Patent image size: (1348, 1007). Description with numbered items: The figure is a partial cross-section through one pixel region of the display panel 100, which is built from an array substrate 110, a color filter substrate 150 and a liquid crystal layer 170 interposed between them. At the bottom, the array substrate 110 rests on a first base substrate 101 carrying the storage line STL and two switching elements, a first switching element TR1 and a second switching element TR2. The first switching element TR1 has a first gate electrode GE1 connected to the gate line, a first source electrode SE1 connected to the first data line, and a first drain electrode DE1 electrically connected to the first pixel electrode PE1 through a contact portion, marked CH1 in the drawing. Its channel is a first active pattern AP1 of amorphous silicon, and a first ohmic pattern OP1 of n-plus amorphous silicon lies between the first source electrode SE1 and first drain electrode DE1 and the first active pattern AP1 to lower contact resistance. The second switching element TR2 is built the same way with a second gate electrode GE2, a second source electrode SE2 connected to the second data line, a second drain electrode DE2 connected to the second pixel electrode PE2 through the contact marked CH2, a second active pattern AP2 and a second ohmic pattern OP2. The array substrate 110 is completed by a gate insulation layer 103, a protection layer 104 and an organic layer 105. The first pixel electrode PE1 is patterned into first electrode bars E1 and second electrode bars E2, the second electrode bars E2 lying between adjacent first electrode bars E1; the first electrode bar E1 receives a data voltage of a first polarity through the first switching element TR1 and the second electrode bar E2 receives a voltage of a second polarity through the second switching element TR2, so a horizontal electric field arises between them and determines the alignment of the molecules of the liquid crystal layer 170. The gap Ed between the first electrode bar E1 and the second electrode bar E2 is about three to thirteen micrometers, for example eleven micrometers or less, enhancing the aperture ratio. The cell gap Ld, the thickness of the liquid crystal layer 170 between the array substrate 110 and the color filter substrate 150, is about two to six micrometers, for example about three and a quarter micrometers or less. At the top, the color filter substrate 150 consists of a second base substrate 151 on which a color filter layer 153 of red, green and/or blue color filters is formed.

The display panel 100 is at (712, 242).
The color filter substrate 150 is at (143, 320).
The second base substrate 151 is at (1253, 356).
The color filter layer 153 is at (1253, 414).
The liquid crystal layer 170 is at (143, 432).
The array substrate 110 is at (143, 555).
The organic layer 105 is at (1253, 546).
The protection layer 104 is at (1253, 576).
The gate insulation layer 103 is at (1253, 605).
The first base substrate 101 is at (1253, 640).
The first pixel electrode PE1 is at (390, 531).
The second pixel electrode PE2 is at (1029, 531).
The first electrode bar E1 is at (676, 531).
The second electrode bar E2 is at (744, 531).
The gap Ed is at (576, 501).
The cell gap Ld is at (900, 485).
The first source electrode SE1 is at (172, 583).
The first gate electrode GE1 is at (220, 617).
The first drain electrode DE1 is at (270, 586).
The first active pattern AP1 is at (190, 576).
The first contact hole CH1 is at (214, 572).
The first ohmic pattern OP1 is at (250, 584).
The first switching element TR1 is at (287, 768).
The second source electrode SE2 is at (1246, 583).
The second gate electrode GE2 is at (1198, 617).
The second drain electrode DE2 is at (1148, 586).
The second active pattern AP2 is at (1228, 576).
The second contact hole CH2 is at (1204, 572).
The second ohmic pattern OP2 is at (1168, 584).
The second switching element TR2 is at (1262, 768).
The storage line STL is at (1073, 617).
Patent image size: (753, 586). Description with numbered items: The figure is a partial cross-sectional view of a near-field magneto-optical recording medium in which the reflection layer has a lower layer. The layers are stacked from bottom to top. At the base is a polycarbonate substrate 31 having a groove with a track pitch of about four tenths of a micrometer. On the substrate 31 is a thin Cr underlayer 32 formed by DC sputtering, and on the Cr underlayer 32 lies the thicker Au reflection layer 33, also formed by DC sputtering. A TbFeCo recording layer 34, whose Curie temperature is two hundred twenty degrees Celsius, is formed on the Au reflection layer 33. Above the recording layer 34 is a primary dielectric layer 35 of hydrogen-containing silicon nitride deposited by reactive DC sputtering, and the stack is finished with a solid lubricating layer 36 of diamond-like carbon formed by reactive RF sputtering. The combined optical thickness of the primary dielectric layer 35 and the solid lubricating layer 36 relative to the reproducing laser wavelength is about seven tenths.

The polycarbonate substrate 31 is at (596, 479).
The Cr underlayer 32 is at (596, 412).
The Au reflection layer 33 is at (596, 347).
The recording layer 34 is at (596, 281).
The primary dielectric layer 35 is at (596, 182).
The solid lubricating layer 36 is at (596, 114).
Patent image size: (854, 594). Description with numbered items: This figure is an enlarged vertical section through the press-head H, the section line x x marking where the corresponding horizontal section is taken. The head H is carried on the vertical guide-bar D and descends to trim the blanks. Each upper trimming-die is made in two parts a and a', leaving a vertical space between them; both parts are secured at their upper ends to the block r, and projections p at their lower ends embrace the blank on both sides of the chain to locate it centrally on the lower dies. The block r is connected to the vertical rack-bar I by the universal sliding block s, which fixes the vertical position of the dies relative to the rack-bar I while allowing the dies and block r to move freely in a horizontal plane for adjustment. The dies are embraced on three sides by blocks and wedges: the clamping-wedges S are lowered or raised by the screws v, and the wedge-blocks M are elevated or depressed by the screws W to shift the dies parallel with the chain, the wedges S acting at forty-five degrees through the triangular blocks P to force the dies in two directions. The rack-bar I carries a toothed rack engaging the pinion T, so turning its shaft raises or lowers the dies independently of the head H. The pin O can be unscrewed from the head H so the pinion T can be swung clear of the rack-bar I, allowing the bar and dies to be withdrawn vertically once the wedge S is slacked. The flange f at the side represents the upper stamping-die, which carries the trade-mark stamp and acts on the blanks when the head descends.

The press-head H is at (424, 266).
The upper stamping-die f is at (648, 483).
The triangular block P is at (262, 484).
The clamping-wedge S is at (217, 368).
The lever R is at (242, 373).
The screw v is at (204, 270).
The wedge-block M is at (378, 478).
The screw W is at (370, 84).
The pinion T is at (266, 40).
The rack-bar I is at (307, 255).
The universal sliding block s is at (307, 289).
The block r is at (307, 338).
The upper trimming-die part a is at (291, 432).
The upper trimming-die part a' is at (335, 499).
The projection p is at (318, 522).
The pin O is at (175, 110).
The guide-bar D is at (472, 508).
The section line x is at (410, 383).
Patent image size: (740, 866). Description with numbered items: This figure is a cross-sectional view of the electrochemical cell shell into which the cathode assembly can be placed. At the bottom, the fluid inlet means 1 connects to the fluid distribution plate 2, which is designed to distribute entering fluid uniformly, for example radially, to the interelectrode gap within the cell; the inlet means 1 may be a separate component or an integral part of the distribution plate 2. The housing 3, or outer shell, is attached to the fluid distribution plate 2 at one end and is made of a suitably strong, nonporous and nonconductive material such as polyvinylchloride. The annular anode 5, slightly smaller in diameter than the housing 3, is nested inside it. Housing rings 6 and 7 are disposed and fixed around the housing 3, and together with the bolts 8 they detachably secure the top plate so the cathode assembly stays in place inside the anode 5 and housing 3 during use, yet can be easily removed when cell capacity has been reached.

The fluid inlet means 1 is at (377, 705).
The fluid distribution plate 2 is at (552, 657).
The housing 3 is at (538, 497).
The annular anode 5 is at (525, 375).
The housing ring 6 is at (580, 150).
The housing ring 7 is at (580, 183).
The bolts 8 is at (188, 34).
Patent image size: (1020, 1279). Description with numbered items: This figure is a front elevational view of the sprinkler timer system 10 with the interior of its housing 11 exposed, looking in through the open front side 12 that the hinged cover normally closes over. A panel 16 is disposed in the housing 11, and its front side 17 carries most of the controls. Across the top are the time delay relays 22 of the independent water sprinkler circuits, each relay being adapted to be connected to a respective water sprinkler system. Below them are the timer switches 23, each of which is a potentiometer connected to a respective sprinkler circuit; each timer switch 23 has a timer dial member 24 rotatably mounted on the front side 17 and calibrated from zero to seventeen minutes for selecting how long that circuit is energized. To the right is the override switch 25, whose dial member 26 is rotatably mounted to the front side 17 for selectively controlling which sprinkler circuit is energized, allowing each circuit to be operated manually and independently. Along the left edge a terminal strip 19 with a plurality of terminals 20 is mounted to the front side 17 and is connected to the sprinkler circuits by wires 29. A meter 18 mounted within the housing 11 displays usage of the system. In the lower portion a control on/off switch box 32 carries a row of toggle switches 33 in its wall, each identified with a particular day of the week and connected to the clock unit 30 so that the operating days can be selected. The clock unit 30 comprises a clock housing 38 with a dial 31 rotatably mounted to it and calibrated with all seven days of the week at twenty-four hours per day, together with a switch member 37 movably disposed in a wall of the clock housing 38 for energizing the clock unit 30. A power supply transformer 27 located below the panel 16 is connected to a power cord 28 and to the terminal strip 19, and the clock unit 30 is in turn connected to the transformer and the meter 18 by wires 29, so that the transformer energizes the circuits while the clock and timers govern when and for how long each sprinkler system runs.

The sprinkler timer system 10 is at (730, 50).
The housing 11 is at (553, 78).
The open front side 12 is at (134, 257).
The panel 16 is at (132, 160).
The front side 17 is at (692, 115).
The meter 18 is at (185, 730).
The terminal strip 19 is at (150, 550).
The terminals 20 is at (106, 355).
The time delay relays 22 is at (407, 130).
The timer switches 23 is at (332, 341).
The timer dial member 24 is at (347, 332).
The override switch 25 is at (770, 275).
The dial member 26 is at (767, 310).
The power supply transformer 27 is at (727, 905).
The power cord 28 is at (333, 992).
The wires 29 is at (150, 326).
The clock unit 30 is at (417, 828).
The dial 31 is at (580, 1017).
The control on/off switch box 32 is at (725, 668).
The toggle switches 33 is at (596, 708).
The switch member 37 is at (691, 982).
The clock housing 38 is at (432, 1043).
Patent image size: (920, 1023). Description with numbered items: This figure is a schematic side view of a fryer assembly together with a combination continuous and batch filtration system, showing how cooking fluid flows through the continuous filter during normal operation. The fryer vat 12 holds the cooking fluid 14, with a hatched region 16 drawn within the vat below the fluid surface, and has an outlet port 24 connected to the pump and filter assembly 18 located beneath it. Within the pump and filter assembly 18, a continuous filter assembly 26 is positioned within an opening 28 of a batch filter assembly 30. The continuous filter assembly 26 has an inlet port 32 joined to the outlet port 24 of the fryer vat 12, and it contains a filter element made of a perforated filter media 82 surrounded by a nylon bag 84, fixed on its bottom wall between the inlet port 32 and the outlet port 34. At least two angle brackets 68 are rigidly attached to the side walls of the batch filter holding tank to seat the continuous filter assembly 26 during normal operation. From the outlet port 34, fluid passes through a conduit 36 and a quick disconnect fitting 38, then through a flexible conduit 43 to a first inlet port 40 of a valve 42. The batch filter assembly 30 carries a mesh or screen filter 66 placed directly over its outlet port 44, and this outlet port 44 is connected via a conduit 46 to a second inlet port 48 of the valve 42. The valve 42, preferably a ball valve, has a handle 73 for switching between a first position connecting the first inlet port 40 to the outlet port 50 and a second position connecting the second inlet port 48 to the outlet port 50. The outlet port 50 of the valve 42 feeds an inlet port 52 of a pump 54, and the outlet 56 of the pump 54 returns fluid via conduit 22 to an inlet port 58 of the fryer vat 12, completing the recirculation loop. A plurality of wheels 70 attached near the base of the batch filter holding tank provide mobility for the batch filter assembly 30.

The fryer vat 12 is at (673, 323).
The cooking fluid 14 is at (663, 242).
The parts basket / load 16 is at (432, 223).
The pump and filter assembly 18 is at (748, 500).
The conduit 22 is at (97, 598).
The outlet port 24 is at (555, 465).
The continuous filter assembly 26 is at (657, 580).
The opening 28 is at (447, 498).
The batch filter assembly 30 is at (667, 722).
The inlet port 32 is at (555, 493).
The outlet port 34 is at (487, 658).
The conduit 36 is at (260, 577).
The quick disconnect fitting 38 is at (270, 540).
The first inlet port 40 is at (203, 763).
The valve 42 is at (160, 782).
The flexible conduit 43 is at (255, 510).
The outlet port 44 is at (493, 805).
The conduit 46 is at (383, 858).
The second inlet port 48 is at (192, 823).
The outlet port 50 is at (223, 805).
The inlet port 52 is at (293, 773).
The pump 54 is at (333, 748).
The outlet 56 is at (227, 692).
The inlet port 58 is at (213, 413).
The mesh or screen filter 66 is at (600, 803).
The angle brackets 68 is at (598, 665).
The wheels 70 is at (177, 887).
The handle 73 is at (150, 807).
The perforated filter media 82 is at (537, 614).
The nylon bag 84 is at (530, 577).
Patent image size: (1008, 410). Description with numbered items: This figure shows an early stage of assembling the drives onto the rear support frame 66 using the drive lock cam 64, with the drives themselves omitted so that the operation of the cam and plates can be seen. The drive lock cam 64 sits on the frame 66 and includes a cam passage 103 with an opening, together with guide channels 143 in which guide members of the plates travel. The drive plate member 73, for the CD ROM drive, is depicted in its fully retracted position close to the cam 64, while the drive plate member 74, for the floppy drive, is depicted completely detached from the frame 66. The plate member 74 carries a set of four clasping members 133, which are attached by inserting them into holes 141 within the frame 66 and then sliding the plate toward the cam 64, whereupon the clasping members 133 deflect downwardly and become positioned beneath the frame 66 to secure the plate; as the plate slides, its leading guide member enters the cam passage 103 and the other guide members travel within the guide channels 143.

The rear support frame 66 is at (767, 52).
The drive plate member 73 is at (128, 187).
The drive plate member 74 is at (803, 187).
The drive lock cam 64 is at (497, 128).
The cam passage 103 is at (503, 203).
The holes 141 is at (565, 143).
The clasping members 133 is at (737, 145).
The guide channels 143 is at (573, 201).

_ _ _

Problem: Echo back the items from the line containing "Patent image size: (753, 586)." through the line containing "The solid lubricating layer 36 is", word for word.

The response:
Patent image size: (753, 586). Description with numbered items: The figure is a partial cross-sectional view of a near-field magneto-optical recording medium in which the reflection layer has a lower layer. The layers are stacked from bottom to top. At the base is a polycarbonate substrate 31 having a groove with a track pitch of about four tenths of a micrometer. On the substrate 31 is a thin Cr underlayer 32 formed by DC sputtering, and on the Cr underlayer 32 lies the thicker Au reflection layer 33, also formed by DC sputtering. A TbFeCo recording layer 34, whose Curie temperature is two hundred twenty degrees Celsius, is formed on the Au reflection layer 33. Above the recording layer 34 is a primary dielectric layer 35 of hydrogen-containing silicon nitride deposited by reactive DC sputtering, and the stack is finished with a solid lubricating layer 36 of diamond-like carbon formed by reactive RF sputtering. The combined optical thickness of the primary dielectric layer 35 and the solid lubricating layer 36 relative to the reproducing laser wavelength is about seven tenths.

The polycarbonate substrate 31 is at (596, 479).
The Cr underlayer 32 is at (596, 412).
The Au reflection layer 33 is at (596, 347).
The recording layer 34 is at (596, 281).
The primary dielectric layer 35 is at (596, 182).
The solid lubricating layer 36 is at (596, 114).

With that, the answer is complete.